- The problem -
Go through the records line by line and work out how many lines hold the word "JSON". Answer with the number only.

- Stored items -
□ □ □

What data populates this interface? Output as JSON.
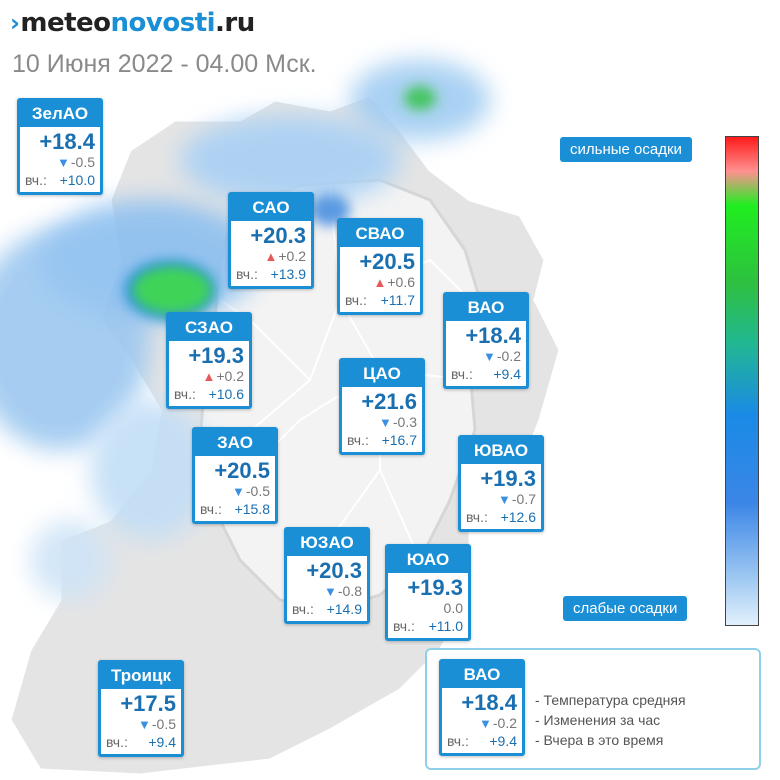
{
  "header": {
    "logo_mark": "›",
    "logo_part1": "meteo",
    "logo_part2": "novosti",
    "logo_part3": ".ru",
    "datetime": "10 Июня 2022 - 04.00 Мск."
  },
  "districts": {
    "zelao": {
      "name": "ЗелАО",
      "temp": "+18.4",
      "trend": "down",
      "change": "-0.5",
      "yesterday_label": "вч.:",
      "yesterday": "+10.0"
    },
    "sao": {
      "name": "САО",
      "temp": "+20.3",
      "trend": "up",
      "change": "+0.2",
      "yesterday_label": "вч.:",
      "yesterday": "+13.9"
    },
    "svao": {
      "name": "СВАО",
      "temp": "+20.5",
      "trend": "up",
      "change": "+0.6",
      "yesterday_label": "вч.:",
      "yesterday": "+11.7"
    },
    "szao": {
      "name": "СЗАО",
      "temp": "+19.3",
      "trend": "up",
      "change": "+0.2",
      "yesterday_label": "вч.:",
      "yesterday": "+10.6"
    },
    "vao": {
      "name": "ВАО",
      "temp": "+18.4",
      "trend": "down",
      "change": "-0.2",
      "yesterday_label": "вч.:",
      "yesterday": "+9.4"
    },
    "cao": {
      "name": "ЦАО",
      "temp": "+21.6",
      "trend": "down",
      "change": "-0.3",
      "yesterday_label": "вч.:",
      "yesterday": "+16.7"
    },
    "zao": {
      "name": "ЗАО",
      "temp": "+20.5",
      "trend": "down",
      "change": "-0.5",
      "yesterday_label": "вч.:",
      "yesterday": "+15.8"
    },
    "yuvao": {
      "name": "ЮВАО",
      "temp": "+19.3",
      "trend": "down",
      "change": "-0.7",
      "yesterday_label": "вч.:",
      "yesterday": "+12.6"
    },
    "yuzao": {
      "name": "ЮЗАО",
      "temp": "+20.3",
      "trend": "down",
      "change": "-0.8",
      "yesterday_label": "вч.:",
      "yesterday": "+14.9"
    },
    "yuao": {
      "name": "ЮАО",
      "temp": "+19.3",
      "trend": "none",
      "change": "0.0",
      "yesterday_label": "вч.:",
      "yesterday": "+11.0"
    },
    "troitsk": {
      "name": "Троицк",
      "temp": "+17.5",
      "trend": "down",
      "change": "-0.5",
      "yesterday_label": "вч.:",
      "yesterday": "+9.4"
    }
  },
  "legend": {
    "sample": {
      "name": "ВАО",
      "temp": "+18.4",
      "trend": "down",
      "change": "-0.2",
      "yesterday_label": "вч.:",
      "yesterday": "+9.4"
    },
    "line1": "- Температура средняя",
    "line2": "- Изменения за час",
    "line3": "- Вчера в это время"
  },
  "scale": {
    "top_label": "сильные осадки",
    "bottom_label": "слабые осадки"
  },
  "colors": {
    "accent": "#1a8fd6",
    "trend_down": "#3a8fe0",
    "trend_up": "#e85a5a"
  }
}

□ □ □

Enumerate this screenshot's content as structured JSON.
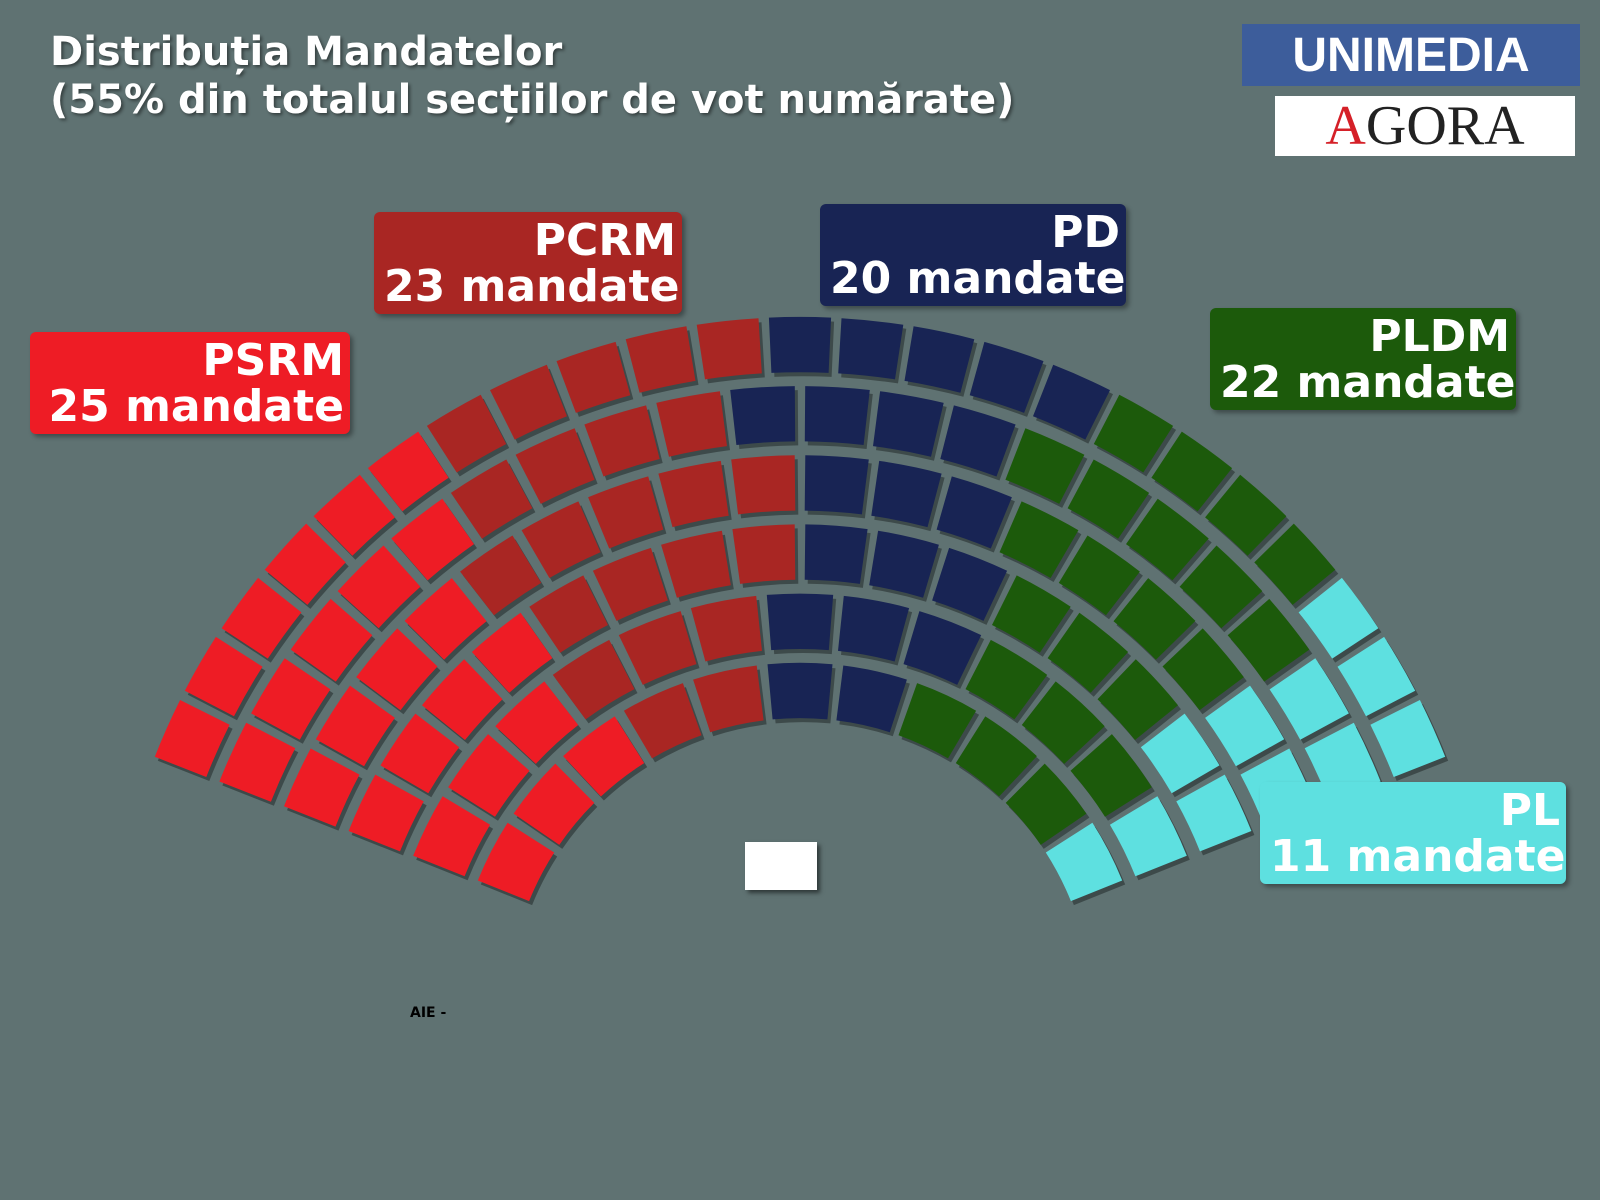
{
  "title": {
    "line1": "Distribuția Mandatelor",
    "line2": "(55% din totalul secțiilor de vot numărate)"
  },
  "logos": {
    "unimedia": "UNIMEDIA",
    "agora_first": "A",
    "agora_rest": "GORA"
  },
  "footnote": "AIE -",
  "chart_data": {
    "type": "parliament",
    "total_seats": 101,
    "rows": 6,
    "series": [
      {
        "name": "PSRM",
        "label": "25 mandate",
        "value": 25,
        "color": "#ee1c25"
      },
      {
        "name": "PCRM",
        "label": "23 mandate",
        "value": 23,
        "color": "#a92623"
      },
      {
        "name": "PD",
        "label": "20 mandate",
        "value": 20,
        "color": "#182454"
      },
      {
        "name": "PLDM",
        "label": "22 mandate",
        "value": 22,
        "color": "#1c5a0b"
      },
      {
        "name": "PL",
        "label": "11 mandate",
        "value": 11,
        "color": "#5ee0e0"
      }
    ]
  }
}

□ □ □

- Reply -
2